**PROVIDED DATA**
--*--
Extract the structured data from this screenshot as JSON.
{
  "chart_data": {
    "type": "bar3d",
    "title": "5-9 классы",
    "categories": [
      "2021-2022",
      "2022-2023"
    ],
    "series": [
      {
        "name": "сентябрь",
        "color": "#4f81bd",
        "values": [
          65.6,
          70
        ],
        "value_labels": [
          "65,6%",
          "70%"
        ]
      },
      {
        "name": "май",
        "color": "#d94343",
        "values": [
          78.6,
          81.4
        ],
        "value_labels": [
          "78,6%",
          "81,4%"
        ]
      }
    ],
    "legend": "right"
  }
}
--*--
**WRITTEN PROBLEM**
Print again each line of the listing above, exactly as it appears.

**THE SOLUTION**
Extract the structured data from this screenshot as JSON.
{
  "chart_data": {
    "type": "bar3d",
    "title": "5-9 классы",
    "categories": [
      "2021-2022",
      "2022-2023"
    ],
    "series": [
      {
        "name": "сентябрь",
        "color": "#4f81bd",
        "values": [
          65.6,
          70
        ],
        "value_labels": [
          "65,6%",
          "70%"
        ]
      },
      {
        "name": "май",
        "color": "#d94343",
        "values": [
          78.6,
          81.4
        ],
        "value_labels": [
          "78,6%",
          "81,4%"
        ]
      }
    ],
    "legend": "right"
  }
}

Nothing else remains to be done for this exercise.